┌────────

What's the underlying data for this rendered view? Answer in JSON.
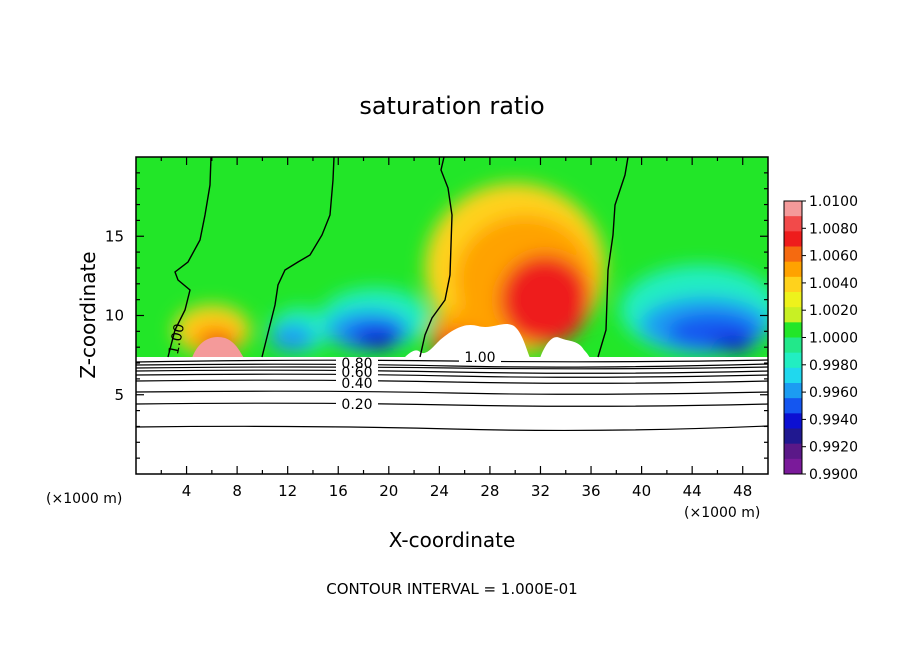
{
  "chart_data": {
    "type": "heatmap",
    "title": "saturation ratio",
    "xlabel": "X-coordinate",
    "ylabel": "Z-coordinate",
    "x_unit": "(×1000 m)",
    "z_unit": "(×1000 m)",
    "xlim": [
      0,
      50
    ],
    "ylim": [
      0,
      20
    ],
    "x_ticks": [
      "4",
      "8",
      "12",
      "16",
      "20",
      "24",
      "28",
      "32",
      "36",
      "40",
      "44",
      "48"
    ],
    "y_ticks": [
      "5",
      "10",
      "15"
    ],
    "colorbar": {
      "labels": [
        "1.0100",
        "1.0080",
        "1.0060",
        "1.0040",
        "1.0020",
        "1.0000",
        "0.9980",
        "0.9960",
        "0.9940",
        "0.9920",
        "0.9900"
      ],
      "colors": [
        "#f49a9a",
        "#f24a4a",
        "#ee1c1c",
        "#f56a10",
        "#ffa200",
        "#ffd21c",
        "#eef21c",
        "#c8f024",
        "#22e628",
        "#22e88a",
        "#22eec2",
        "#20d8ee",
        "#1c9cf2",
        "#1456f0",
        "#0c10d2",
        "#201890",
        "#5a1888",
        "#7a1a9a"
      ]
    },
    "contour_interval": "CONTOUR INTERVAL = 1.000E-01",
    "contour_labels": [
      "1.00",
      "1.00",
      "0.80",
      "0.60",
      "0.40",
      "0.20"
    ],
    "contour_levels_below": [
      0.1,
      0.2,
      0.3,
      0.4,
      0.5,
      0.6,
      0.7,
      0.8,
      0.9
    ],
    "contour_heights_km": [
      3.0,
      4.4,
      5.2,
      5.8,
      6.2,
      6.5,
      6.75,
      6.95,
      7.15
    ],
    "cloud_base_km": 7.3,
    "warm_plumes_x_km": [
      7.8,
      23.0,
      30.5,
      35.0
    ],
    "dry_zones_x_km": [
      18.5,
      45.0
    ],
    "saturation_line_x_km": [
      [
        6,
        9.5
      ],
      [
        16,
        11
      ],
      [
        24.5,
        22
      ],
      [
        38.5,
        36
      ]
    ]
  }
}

└────────
┌────────

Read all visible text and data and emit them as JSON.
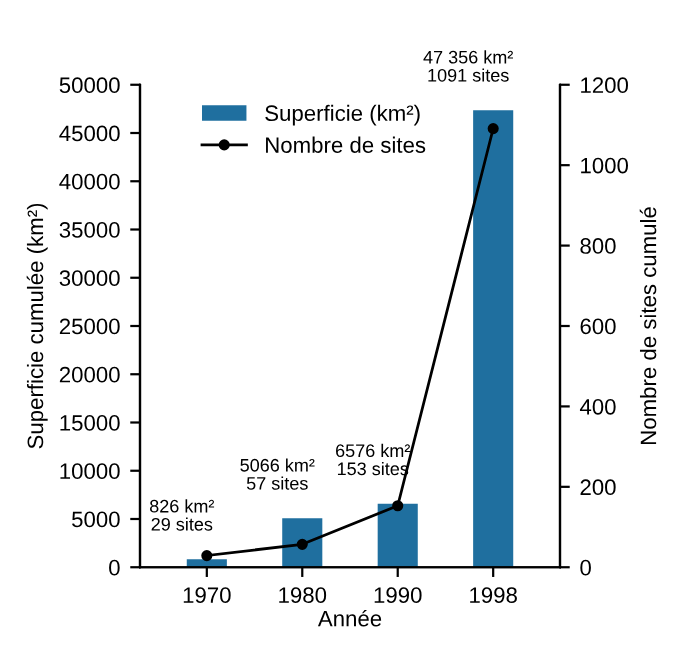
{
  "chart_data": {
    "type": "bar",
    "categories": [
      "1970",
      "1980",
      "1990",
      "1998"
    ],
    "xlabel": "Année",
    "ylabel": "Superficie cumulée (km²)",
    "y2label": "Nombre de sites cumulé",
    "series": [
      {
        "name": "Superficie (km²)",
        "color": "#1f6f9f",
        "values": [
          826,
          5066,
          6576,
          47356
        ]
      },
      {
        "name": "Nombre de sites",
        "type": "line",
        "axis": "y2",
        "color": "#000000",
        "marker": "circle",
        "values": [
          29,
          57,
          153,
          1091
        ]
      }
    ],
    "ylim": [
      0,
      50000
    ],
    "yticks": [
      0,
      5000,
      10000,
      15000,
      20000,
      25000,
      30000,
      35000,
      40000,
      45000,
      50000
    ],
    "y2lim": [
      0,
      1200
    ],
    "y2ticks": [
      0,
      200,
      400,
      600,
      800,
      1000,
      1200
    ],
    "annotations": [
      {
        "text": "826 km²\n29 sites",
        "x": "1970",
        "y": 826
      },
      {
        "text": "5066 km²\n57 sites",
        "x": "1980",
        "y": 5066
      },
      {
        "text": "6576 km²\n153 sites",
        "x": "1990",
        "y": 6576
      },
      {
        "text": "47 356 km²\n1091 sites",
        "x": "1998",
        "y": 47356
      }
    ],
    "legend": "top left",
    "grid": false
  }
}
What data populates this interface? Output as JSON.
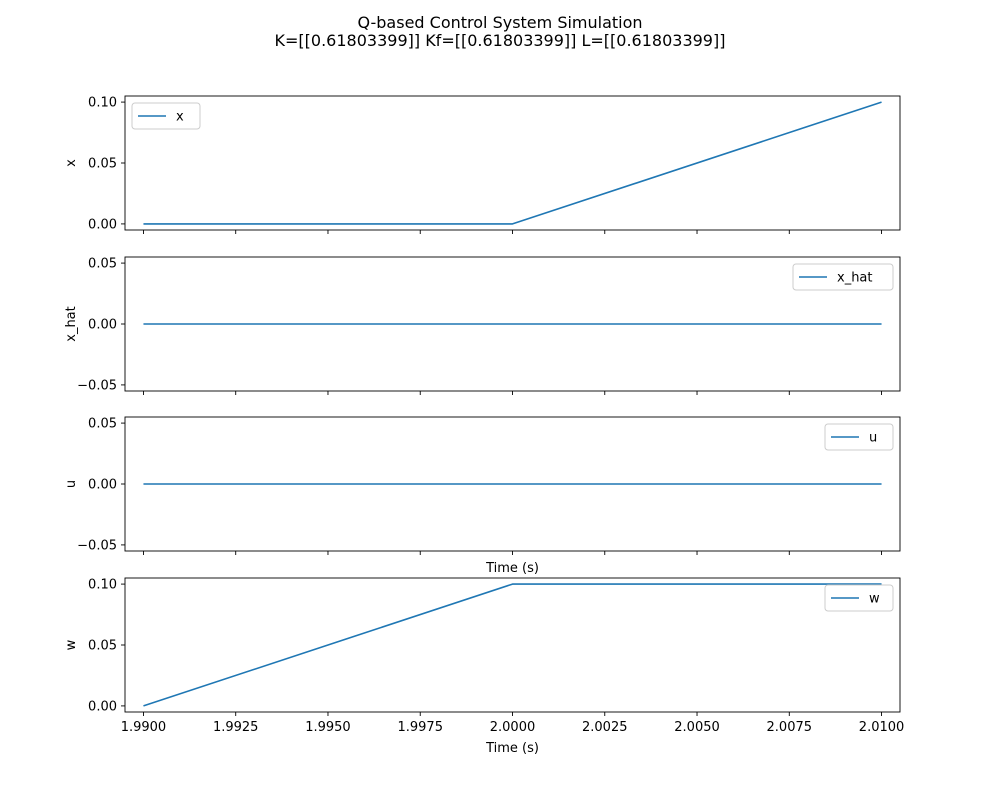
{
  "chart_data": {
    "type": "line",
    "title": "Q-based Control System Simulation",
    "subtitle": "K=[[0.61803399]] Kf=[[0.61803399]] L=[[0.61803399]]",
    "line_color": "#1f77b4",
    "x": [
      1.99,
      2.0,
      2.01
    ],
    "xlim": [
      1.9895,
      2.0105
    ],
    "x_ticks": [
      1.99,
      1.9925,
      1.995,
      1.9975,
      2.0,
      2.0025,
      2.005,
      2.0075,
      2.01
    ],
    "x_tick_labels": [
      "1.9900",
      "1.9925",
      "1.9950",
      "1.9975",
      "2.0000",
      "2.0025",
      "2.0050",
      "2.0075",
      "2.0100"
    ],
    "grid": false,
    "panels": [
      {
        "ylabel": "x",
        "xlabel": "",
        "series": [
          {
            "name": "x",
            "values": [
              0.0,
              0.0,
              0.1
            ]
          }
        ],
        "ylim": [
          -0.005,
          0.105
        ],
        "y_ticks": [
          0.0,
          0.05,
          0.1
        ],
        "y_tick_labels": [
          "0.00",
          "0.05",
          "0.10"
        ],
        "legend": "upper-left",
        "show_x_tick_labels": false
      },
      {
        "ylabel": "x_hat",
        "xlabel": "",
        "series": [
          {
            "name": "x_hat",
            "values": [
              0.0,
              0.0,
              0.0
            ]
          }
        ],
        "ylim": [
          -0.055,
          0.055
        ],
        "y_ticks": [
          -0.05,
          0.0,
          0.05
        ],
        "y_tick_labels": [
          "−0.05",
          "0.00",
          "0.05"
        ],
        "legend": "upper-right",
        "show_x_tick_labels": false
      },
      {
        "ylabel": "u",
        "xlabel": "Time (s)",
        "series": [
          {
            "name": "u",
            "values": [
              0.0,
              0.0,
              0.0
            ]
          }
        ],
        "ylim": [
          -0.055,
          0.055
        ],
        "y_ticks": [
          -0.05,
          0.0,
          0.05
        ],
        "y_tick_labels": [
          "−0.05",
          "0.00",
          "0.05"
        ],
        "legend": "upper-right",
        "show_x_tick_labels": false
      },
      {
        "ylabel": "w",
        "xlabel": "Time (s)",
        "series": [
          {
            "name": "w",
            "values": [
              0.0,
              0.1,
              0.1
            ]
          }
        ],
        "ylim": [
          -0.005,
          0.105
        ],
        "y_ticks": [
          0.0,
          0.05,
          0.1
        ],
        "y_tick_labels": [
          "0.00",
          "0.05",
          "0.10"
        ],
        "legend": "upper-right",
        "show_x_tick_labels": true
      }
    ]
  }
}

└────────

**Aim of the exercise:** Copy every line that includes the string "Nombre" from the material above.

**Solution for this problem:**
    "y2label": "Nombre de sites cumulé",
        "name": "Nombre de sites",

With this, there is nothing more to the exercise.